** START OF Listed entries **

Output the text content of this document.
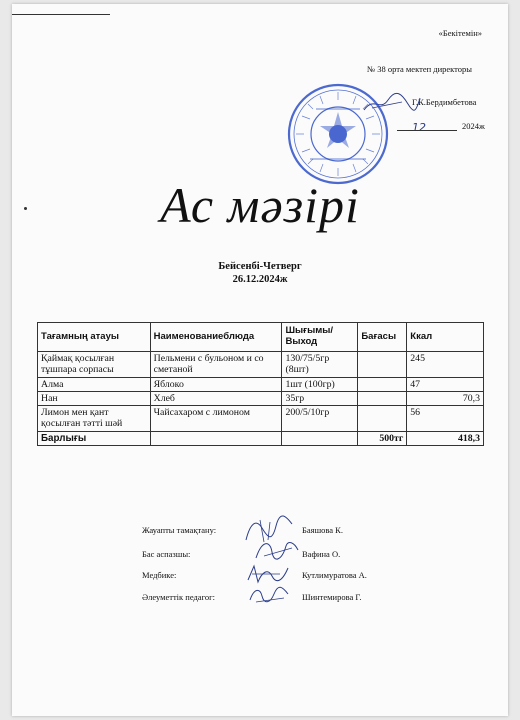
«Бекітемін»
№ 38 орта мектеп директоры
Г.К.Бердимбетова
12	2024ж
Ас мәзірі
Бейсенбі-Четверг
26.12.2024ж
Тағамның атауы	Наименованиеблюда	Шығымы/ Выход	Бағасы	Ккал
Қаймақ қосылған тұшпара сорпасы	Пельмени с бульоном и со сметаной	130/75/5гр (8шт)		245
Алма	Яблоко	1шт (100гр)		47
Нан	Хлеб	35гр		70,3
Лимон мен қант қосылған тәтті шәй	Чайсахаром с лимоном	200/5/10гр		56
Барлығы			500тг	418,3
Жауапты тамақтану:	Баяшова К.
Бас аспазшы:	Вафина О.
Медбике:	Кутлимуратова А.
Әлеуметтік педагог:	Шинтемирова Г.
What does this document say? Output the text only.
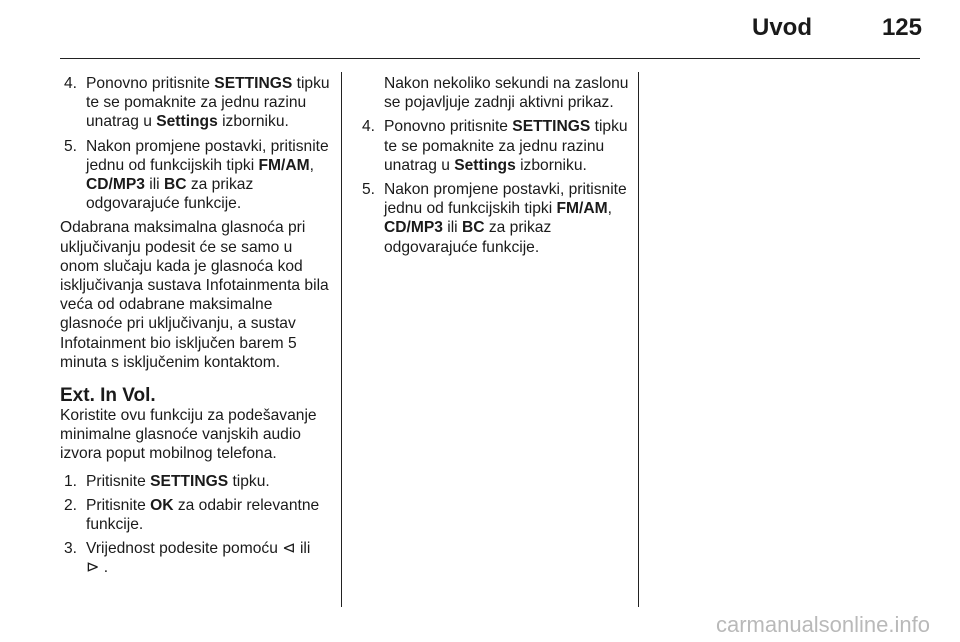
Uvod	125
4. Ponovno pritisnite SETTINGS tipku te se pomaknite za jednu razinu unatrag u Settings izborniku.
5. Nakon promjene postavki, pritisnite jednu od funkcijskih tipki FM/AM, CD/MP3 ili BC za prikaz odgovarajuće funkcije.

Odabrana maksimalna glasnoća pri uključivanju podesit će se samo u onom slučaju kada je glasnoća kod isključivanja sustava Infotainmenta bila veća od odabrane maksimalne glasnoće pri uključivanju, a sustav Infotainment bio isključen barem 5 minuta s isključenim kontaktom.

Ext. In Vol.
Koristite ovu funkciju za podešavanje minimalne glasnoće vanjskih audio izvora poput mobilnog telefona.
1. Pritisnite SETTINGS tipku.
2. Pritisnite OK za odabir relevantne funkcije.
3. Vrijednost podesite pomoću ⊲ ili
⊳ .
Nakon nekoliko sekundi na zaslonu se pojavljuje zadnji aktivni prikaz.
4. Ponovno pritisnite SETTINGS tipku te se pomaknite za jednu razinu unatrag u Settings izborniku.
5. Nakon promjene postavki, pritisnite jednu od funkcijskih tipki FM/AM, CD/MP3 ili BC za prikaz odgovarajuće funkcije.
carmanualsonline.info
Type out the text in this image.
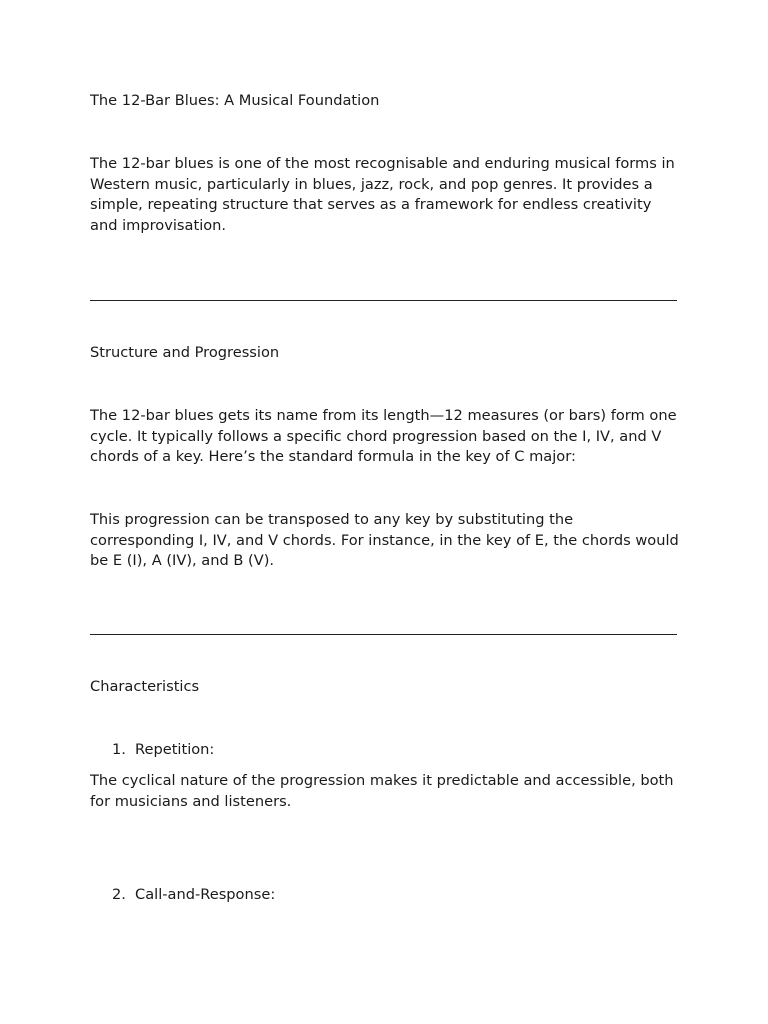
The 12-Bar Blues: A Musical Foundation

The 12-bar blues is one of the most recognisable and enduring musical forms in Western music, particularly in blues, jazz, rock, and pop genres. It provides a simple, repeating structure that serves as a framework for endless creativity and improvisation.

Structure and Progression

The 12-bar blues gets its name from its length—12 measures (or bars) form one cycle. It typically follows a specific chord progression based on the I, IV, and V chords of a key. Here’s the standard formula in the key of C major:

This progression can be transposed to any key by substituting the corresponding I, IV, and V chords. For instance, in the key of E, the chords would be E (I), A (IV), and B (V).

Characteristics

1. Repetition:

The cyclical nature of the progression makes it predictable and accessible, both for musicians and listeners.

2. Call-and-Response:
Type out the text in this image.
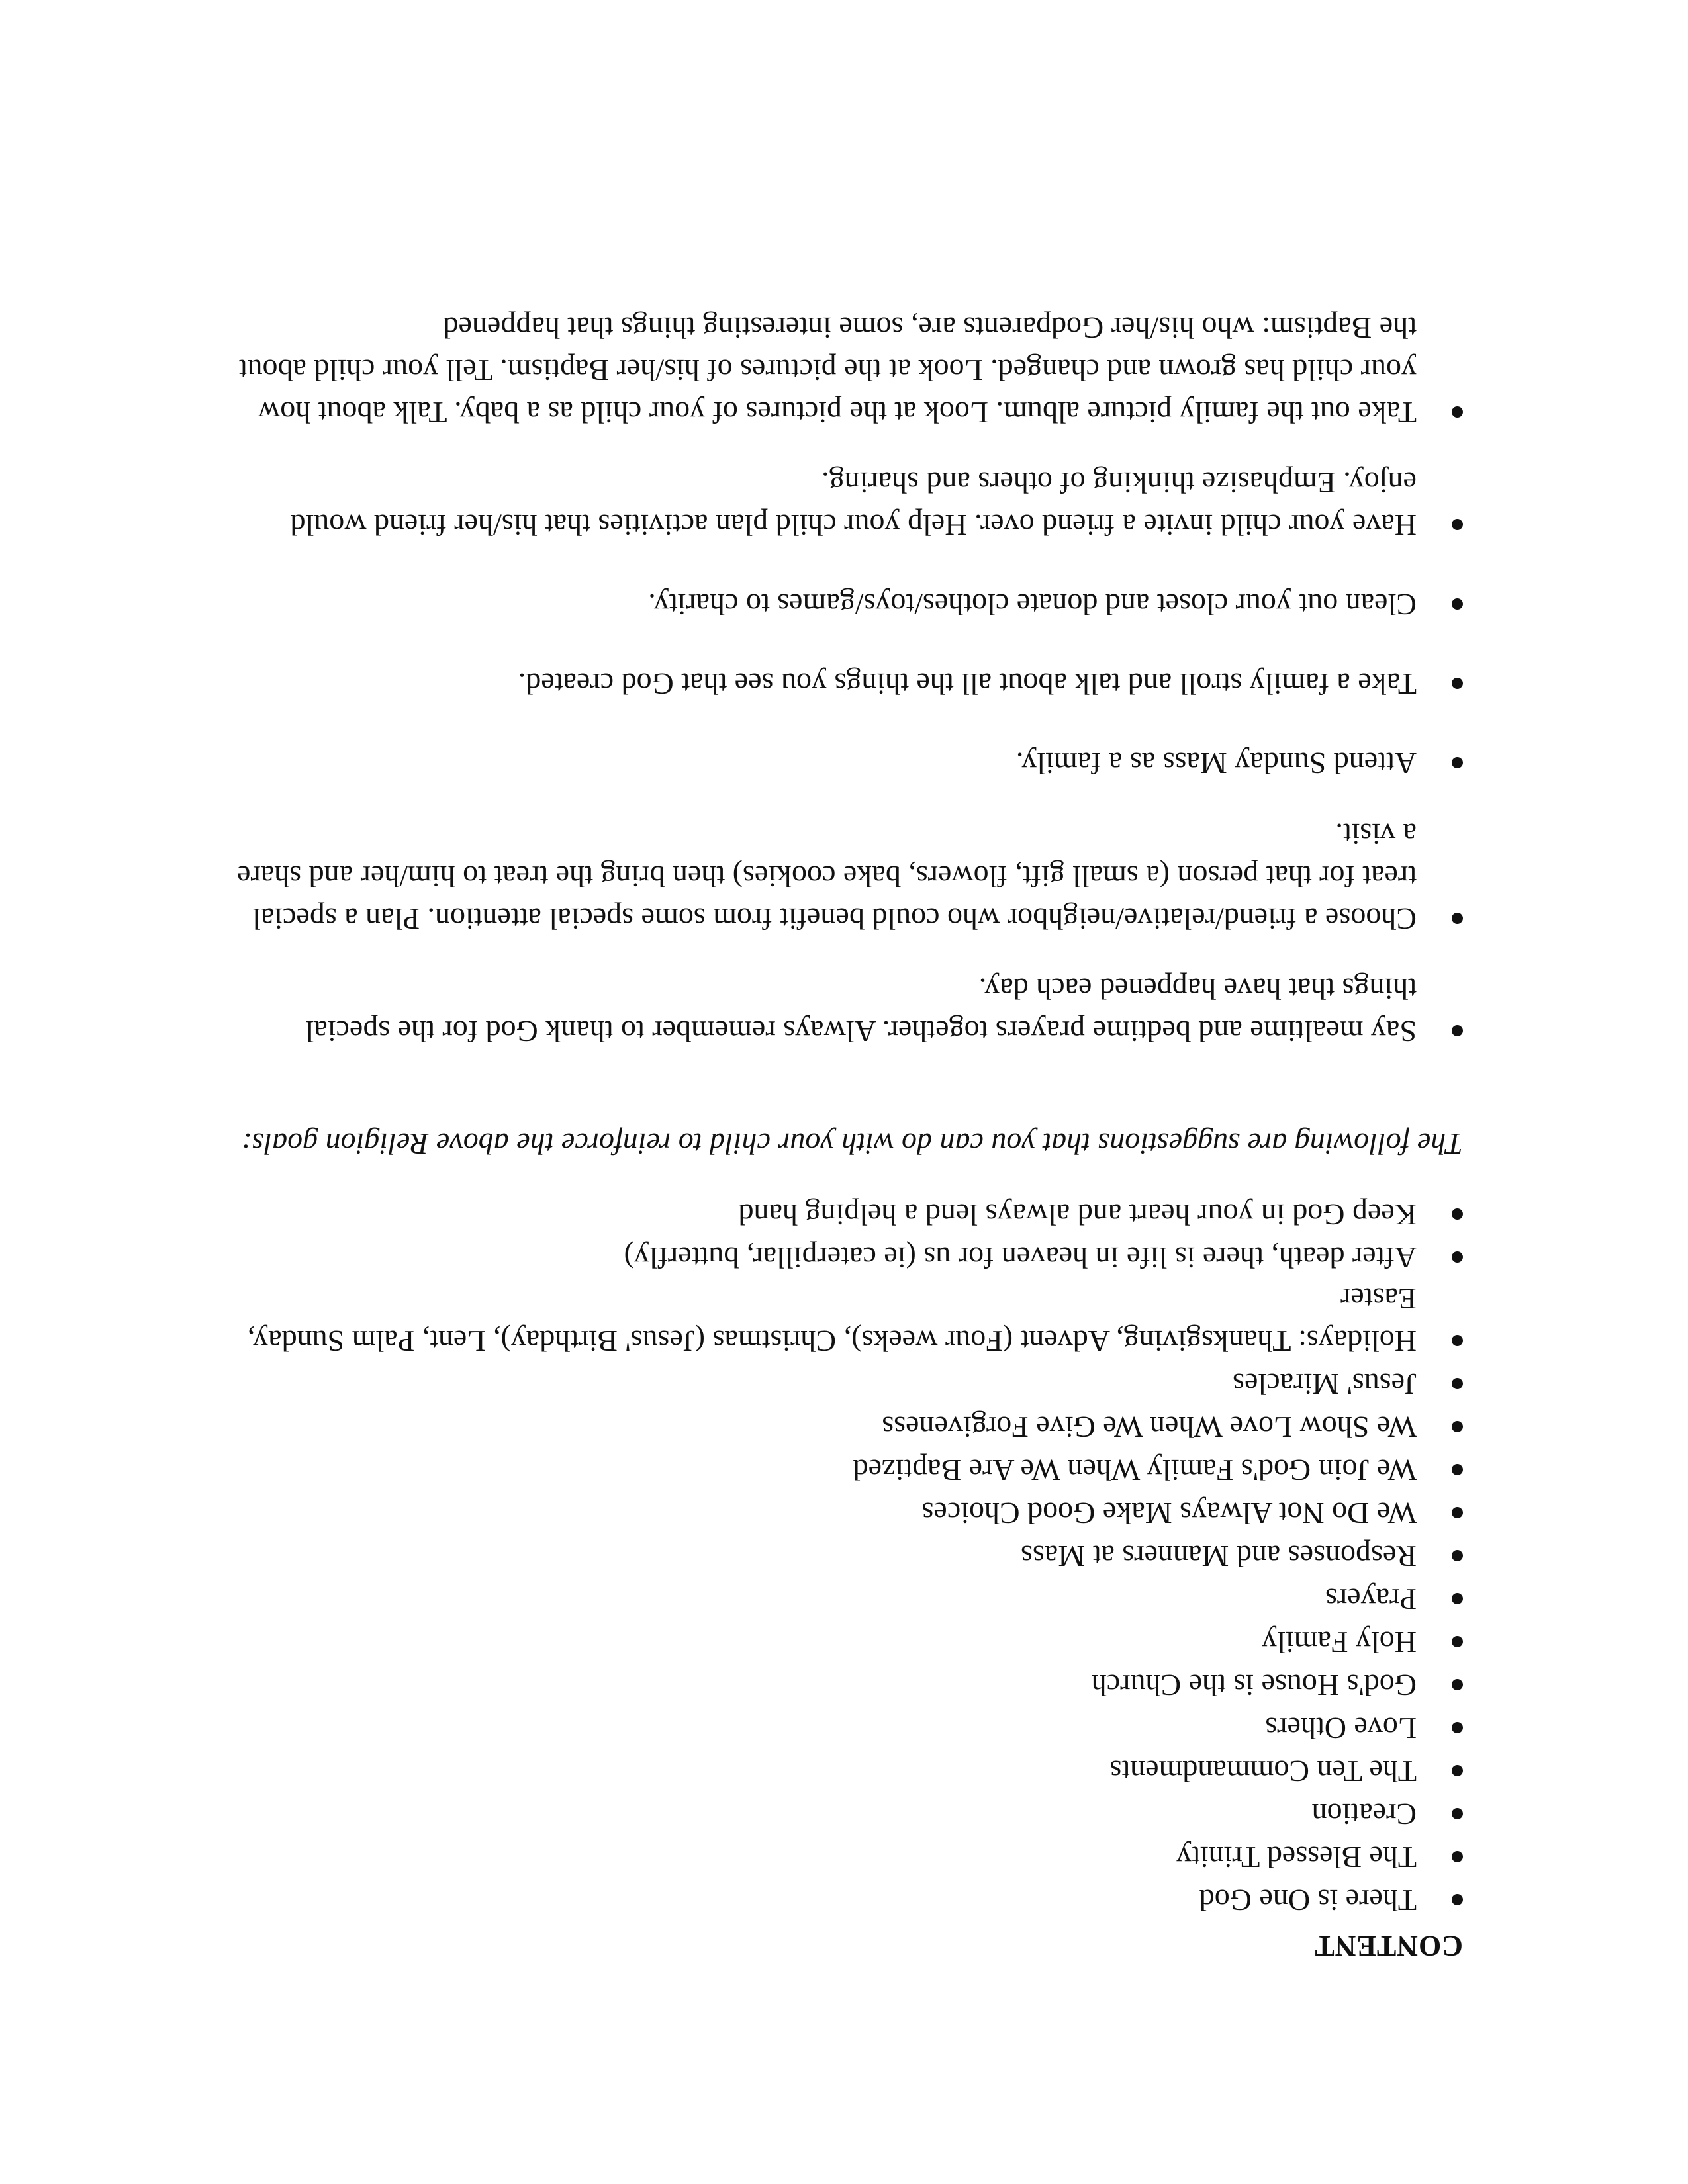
CONTENT
There is One God
The Blessed Trinity
Creation
The Ten Commandments
Love Others
God's House is the Church
Holy Family
Prayers
Responses and Manners at Mass
We Do Not Always Make Good Choices
We Join God's Family When We Are Baptized
We Show Love When We Give Forgiveness
Jesus' Miracles
Holidays: Thanksgiving, Advent (Four weeks), Christmas (Jesus' Birthday), Lent, Palm Sunday, Easter
After death, there is life in heaven for us (ie caterpillar, butterfly)
Keep God in your heart and always lend a helping hand

The following are suggestions that you can do with your child to reinforce the above Religion goals:

Say mealtime and bedtime prayers together. Always remember to thank God for the special things that have happened each day.
Choose a friend/relative/neighbor who could benefit from some special attention. Plan a special treat for that person (a small gift, flowers, bake cookies) then bring the treat to him/her and share a visit.
Attend Sunday Mass as a family.
Take a family stroll and talk about all the things you see that God created.
Clean out your closet and donate clothes/toys/games to charity.
Have your child invite a friend over. Help your child plan activities that his/her friend would enjoy. Emphasize thinking of others and sharing.
Take out the family picture album. Look at the pictures of your child as a baby. Talk about how your child has grown and changed. Look at the pictures of his/her Baptism. Tell your child about the Baptism: who his/her Godparents are, some interesting things that happened
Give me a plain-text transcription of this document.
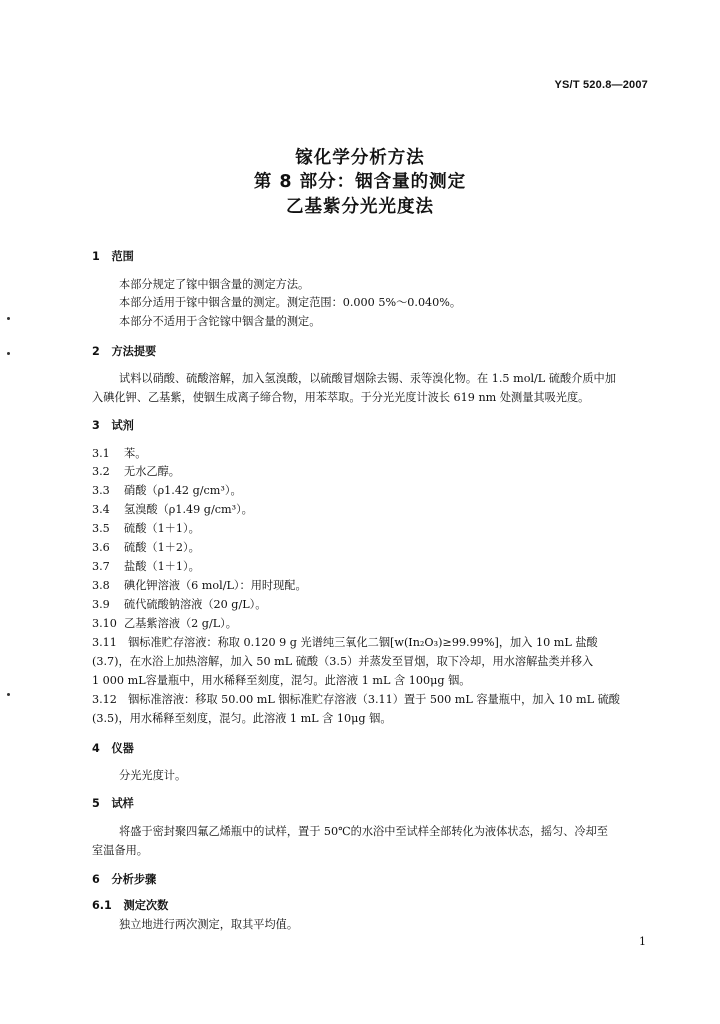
YS/T 520.8—2007
镓化学分析方法
第 8 部分：铟含量的测定
乙基紫分光光度法
1 范围
本部分规定了镓中铟含量的测定方法。
本部分适用于镓中铟含量的测定。测定范围：0.000 5%～0.040%。
本部分不适用于含铊镓中铟含量的测定。
2 方法提要
试料以硝酸、硫酸溶解，加入氢溴酸，以硫酸冒烟除去锡、汞等溴化物。在 1.5 mol/L 硫酸介质中加
入碘化钾、乙基紫，使铟生成离子缔合物，用苯萃取。于分光光度计波长 619 nm 处测量其吸光度。
3 试剂
3.1 苯。
3.2 无水乙醇。
3.3 硝酸（ρ1.42 g/cm³）。
3.4 氢溴酸（ρ1.49 g/cm³）。
3.5 硫酸（1＋1）。
3.6 硫酸（1＋2）。
3.7 盐酸（1＋1）。
3.8 碘化钾溶液（6 mol/L）：用时现配。
3.9 硫代硫酸钠溶液（20 g/L）。
3.10 乙基紫溶液（2 g/L）。
3.11　铟标准贮存溶液：称取 0.120 9 g 光谱纯三氧化二铟[w(In₂O₃)≥99.99%]，加入 10 mL 盐酸
(3.7)，在水浴上加热溶解，加入 50 mL 硫酸（3.5）并蒸发至冒烟，取下冷却，用水溶解盐类并移入
1 000 mL容量瓶中，用水稀释至刻度，混匀。此溶液 1 mL 含 100μg 铟。
3.12　铟标准溶液：移取 50.00 mL 铟标准贮存溶液（3.11）置于 500 mL 容量瓶中，加入 10 mL 硫酸
(3.5)，用水稀释至刻度，混匀。此溶液 1 mL 含 10μg 铟。
4 仪器
分光光度计。
5 试样
将盛于密封聚四氟乙烯瓶中的试样，置于 50℃的水浴中至试样全部转化为液体状态，摇匀、冷却至
室温备用。
6 分析步骤
6.1 测定次数
独立地进行两次测定，取其平均值。
1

** END OF Listed entries **

▶ **Work required**: Leave out the pictures and print each record exactly as it stands.

▶ **Complete response**:
Output the text content of this document.
«Бекітемін»
№ 38 орта мектеп директоры
Г.К.Бердимбетова
12	2024ж
Ас мәзірі
Бейсенбі-Четверг
26.12.2024ж
Тағамның атауы	Наименованиеблюда	Шығымы/ Выход	Бағасы	Ккал
Қаймақ қосылған тұшпара сорпасы	Пельмени с бульоном и со сметаной	130/75/5гр (8шт)		245
Алма	Яблоко	1шт (100гр)		47
Нан	Хлеб	35гр		70,3
Лимон мен қант қосылған тәтті шәй	Чайсахаром с лимоном	200/5/10гр		56
Барлығы			500тг	418,3
Жауапты тамақтану:	Баяшова К.
Бас аспазшы:	Вафина О.
Медбике:	Кутлимуратова А.
Әлеуметтік педагог:	Шинтемирова Г.
What does this document say? Output the text only.
Uvod	125
4. Ponovno pritisnite SETTINGS tipku te se pomaknite za jednu razinu unatrag u Settings izborniku.
5. Nakon promjene postavki, pritisnite jednu od funkcijskih tipki FM/AM, CD/MP3 ili BC za prikaz odgovarajuće funkcije.

Odabrana maksimalna glasnoća pri uključivanju podesit će se samo u onom slučaju kada je glasnoća kod isključivanja sustava Infotainmenta bila veća od odabrane maksimalne glasnoće pri uključivanju, a sustav Infotainment bio isključen barem 5 minuta s isključenim kontaktom.

Ext. In Vol.
Koristite ovu funkciju za podešavanje minimalne glasnoće vanjskih audio izvora poput mobilnog telefona.
1. Pritisnite SETTINGS tipku.
2. Pritisnite OK za odabir relevantne funkcije.
3. Vrijednost podesite pomoću ⊲ ili
⊳ .
Nakon nekoliko sekundi na zaslonu se pojavljuje zadnji aktivni prikaz.
4. Ponovno pritisnite SETTINGS tipku te se pomaknite za jednu razinu unatrag u Settings izborniku.
5. Nakon promjene postavki, pritisnite jednu od funkcijskih tipki FM/AM, CD/MP3 ili BC za prikaz odgovarajuće funkcije.
carmanualsonline.info
Type out the text in this image.
The 12-Bar Blues: A Musical Foundation

The 12-bar blues is one of the most recognisable and enduring musical forms in Western music, particularly in blues, jazz, rock, and pop genres. It provides a simple, repeating structure that serves as a framework for endless creativity and improvisation.

Structure and Progression

The 12-bar blues gets its name from its length—12 measures (or bars) form one cycle. It typically follows a specific chord progression based on the I, IV, and V chords of a key. Here’s the standard formula in the key of C major:

This progression can be transposed to any key by substituting the corresponding I, IV, and V chords. For instance, in the key of E, the chords would be E (I), A (IV), and B (V).

Characteristics

1. Repetition:

The cyclical nature of the progression makes it predictable and accessible, both for musicians and listeners.

2. Call-and-Response:
Type out the text in this image.
CONTENT
There is One God
The Blessed Trinity
Creation
The Ten Commandments
Love Others
God's House is the Church
Holy Family
Prayers
Responses and Manners at Mass
We Do Not Always Make Good Choices
We Join God's Family When We Are Baptized
We Show Love When We Give Forgiveness
Jesus' Miracles
Holidays: Thanksgiving, Advent (Four weeks), Christmas (Jesus' Birthday), Lent, Palm Sunday, Easter
After death, there is life in heaven for us (ie caterpillar, butterfly)
Keep God in your heart and always lend a helping hand

The following are suggestions that you can do with your child to reinforce the above Religion goals:

Say mealtime and bedtime prayers together. Always remember to thank God for the special things that have happened each day.
Choose a friend/relative/neighbor who could benefit from some special attention. Plan a special treat for that person (a small gift, flowers, bake cookies) then bring the treat to him/her and share a visit.
Attend Sunday Mass as a family.
Take a family stroll and talk about all the things you see that God created.
Clean out your closet and donate clothes/toys/games to charity.
Have your child invite a friend over. Help your child plan activities that his/her friend would enjoy. Emphasize thinking of others and sharing.
Take out the family picture album. Look at the pictures of your child as a baby. Talk about how your child has grown and changed. Look at the pictures of his/her Baptism. Tell your child about the Baptism: who his/her Godparents are, some interesting things that happened
Give me a plain-text transcription of this document.
YS/T 520.8—2007
镓化学分析方法
第 8 部分：铟含量的测定
乙基紫分光光度法
1 范围
本部分规定了镓中铟含量的测定方法。
本部分适用于镓中铟含量的测定。测定范围：0.000 5%～0.040%。
本部分不适用于含铊镓中铟含量的测定。
2 方法提要
试料以硝酸、硫酸溶解，加入氢溴酸，以硫酸冒烟除去锡、汞等溴化物。在 1.5 mol/L 硫酸介质中加
入碘化钾、乙基紫，使铟生成离子缔合物，用苯萃取。于分光光度计波长 619 nm 处测量其吸光度。
3 试剂
3.1 苯。
3.2 无水乙醇。
3.3 硝酸（ρ1.42 g/cm³）。
3.4 氢溴酸（ρ1.49 g/cm³）。
3.5 硫酸（1＋1）。
3.6 硫酸（1＋2）。
3.7 盐酸（1＋1）。
3.8 碘化钾溶液（6 mol/L）：用时现配。
3.9 硫代硫酸钠溶液（20 g/L）。
3.10 乙基紫溶液（2 g/L）。
3.11　铟标准贮存溶液：称取 0.120 9 g 光谱纯三氧化二铟[w(In₂O₃)≥99.99%]，加入 10 mL 盐酸
(3.7)，在水浴上加热溶解，加入 50 mL 硫酸（3.5）并蒸发至冒烟，取下冷却，用水溶解盐类并移入
1 000 mL容量瓶中，用水稀释至刻度，混匀。此溶液 1 mL 含 100μg 铟。
3.12　铟标准溶液：移取 50.00 mL 铟标准贮存溶液（3.11）置于 500 mL 容量瓶中，加入 10 mL 硫酸
(3.5)，用水稀释至刻度，混匀。此溶液 1 mL 含 10μg 铟。
4 仪器
分光光度计。
5 试样
将盛于密封聚四氟乙烯瓶中的试样，置于 50℃的水浴中至试样全部转化为液体状态，摇匀、冷却至
室温备用。
6 分析步骤
6.1 测定次数
独立地进行两次测定，取其平均值。
1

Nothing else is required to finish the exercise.